**** WORKING DATA

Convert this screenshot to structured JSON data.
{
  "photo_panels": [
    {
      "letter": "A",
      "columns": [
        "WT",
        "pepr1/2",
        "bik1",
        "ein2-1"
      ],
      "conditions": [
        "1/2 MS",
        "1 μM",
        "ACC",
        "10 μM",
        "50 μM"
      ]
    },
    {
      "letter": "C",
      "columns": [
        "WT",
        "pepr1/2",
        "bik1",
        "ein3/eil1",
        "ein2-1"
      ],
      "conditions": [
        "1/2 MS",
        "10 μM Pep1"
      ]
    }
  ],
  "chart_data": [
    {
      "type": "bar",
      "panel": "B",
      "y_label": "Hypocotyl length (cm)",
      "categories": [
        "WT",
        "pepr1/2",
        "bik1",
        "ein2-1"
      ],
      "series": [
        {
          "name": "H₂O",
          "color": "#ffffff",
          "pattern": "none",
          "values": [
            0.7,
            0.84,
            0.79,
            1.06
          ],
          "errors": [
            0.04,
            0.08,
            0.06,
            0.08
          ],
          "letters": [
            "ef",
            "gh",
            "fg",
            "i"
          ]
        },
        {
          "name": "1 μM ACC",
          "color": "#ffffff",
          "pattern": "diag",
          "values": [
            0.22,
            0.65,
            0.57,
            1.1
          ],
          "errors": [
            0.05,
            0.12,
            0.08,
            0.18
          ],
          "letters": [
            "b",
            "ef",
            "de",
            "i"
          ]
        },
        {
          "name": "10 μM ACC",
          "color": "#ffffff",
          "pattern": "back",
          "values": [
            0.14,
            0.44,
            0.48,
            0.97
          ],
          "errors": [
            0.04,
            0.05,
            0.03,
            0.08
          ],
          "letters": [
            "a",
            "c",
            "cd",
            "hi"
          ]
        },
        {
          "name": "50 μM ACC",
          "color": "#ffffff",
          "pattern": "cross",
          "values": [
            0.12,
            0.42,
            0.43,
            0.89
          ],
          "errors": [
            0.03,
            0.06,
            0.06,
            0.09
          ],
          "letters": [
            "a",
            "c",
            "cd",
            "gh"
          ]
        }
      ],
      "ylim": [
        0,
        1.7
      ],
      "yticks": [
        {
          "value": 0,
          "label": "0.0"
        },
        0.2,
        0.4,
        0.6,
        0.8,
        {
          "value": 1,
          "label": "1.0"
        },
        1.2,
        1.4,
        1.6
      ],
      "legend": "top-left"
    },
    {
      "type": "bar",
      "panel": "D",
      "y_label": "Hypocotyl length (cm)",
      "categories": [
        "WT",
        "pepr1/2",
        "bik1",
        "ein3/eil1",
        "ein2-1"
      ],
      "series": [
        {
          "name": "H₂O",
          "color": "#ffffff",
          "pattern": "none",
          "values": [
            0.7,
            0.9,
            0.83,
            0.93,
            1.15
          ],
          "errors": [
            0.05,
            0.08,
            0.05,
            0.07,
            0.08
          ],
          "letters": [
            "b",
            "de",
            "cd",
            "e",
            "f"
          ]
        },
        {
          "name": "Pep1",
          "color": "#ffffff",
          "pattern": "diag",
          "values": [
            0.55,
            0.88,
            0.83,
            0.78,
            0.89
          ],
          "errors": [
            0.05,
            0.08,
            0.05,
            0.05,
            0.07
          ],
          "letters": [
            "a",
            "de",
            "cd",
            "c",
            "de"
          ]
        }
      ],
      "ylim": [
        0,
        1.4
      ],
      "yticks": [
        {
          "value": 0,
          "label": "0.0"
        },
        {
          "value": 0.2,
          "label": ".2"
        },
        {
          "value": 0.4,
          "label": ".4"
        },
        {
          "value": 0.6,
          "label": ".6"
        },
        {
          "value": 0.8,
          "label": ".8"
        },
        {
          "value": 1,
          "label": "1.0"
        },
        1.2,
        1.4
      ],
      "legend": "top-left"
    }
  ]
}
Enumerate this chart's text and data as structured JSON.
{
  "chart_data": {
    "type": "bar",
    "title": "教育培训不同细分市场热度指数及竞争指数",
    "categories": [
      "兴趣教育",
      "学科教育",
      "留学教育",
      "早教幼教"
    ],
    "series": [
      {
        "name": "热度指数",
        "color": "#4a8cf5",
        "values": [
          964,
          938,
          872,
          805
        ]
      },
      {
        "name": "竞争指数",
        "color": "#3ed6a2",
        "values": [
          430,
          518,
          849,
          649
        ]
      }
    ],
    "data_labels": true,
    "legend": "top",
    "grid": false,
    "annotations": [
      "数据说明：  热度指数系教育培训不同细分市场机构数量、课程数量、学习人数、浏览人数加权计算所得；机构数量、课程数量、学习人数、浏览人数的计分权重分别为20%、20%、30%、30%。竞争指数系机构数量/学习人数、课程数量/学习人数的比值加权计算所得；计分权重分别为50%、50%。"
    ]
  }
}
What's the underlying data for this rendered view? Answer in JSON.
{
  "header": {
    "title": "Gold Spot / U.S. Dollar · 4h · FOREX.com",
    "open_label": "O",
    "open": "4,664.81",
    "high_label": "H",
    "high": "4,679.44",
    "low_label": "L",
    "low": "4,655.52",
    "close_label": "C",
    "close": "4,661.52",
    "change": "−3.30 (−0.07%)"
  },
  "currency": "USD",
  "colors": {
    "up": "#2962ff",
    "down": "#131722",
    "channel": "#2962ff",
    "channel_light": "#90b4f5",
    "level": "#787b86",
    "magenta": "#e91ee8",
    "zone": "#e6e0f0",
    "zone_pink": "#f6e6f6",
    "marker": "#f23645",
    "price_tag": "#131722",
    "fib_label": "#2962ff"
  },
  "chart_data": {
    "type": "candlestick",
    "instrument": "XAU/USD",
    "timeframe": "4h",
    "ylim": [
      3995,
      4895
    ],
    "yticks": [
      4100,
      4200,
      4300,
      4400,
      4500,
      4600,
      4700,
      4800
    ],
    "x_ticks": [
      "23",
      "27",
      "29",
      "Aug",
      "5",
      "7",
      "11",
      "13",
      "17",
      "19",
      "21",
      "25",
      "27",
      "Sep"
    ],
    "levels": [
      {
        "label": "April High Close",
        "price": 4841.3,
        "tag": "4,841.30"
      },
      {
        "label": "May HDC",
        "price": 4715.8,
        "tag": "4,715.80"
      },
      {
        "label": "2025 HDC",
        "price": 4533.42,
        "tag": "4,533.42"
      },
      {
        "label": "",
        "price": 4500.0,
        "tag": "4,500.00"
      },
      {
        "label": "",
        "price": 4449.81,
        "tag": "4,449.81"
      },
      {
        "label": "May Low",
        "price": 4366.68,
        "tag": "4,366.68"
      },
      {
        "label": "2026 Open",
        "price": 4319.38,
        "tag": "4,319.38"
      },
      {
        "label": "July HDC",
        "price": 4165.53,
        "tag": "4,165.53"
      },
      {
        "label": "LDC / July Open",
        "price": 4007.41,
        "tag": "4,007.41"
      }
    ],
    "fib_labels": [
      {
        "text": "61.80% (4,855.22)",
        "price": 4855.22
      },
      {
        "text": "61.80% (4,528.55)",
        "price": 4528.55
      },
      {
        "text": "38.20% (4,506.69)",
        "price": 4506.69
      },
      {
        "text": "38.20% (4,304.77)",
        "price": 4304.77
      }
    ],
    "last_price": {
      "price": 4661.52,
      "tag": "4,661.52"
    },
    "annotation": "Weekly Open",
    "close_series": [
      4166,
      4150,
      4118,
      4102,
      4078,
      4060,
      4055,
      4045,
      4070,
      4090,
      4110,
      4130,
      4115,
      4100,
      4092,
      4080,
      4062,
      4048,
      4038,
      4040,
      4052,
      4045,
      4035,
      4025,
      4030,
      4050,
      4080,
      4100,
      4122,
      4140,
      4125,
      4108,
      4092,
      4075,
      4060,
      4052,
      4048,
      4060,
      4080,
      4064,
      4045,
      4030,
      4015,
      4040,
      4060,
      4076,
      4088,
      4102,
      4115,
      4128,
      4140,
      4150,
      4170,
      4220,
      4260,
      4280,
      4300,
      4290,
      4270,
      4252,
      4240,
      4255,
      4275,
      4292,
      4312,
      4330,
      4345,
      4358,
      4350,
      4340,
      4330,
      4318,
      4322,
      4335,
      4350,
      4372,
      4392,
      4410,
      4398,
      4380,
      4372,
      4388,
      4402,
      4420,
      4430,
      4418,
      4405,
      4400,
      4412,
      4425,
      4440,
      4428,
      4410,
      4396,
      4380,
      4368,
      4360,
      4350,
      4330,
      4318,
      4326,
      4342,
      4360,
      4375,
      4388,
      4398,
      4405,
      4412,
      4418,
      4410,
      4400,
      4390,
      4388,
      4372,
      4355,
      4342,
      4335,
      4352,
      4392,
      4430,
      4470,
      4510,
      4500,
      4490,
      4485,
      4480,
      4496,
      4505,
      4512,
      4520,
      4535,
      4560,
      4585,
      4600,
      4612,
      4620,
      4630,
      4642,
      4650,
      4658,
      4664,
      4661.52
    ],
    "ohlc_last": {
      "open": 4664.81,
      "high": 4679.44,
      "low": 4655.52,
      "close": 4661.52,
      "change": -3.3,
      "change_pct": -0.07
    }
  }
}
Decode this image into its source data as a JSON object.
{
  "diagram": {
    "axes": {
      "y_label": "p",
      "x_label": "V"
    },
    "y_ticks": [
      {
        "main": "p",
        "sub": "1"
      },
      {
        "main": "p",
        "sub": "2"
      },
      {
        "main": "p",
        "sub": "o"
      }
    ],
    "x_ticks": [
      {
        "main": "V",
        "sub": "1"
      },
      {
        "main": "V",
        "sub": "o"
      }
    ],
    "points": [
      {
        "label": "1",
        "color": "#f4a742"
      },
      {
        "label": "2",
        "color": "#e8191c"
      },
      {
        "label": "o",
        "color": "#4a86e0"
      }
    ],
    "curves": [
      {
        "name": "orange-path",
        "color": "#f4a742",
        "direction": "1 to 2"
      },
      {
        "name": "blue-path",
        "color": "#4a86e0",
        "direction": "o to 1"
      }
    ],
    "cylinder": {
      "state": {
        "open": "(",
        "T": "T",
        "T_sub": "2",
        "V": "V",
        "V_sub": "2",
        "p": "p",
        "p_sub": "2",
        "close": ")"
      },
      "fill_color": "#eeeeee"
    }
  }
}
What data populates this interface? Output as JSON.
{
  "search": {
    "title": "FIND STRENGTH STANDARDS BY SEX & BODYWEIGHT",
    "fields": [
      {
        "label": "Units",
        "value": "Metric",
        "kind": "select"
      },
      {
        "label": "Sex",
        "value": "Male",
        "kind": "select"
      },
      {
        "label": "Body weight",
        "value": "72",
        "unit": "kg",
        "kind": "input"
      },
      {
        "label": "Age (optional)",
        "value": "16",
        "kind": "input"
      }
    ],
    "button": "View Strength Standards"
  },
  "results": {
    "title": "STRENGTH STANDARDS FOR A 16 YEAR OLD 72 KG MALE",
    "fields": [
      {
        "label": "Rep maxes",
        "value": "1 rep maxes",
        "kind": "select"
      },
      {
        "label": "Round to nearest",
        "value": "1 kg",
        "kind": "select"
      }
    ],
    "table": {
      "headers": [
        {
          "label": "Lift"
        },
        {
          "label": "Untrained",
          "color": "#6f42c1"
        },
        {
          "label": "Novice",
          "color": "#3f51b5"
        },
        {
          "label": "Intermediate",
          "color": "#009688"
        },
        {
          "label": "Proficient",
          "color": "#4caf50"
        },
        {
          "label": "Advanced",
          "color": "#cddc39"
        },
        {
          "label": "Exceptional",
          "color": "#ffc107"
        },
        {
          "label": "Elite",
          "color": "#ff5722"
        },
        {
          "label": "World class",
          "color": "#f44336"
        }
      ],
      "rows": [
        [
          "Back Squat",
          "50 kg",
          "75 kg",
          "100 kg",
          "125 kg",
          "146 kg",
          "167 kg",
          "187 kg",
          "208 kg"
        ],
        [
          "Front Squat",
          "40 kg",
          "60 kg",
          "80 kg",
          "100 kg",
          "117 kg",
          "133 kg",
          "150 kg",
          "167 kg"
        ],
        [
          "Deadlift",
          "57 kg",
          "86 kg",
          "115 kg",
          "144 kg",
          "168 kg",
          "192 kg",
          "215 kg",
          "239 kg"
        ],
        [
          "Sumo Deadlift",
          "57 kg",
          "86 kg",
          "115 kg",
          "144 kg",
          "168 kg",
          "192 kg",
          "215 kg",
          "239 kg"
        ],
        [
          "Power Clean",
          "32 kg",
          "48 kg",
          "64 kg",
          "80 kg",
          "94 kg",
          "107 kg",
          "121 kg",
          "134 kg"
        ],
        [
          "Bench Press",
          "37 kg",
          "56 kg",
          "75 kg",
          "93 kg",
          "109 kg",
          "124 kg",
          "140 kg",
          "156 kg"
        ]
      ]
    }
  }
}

********

_GIVEN PROBLEM_
Pick out lines containing the word "title", each one as written.

_THE ANSWER_
    "title": "教育培训不同细分市场热度指数及竞争指数",
    "title": "Gold Spot / U.S. Dollar · 4h · FOREX.com",
    "title": "FIND STRENGTH STANDARDS BY SEX & BODYWEIGHT",
    "title": "STRENGTH STANDARDS FOR A 16 YEAR OLD 72 KG MALE",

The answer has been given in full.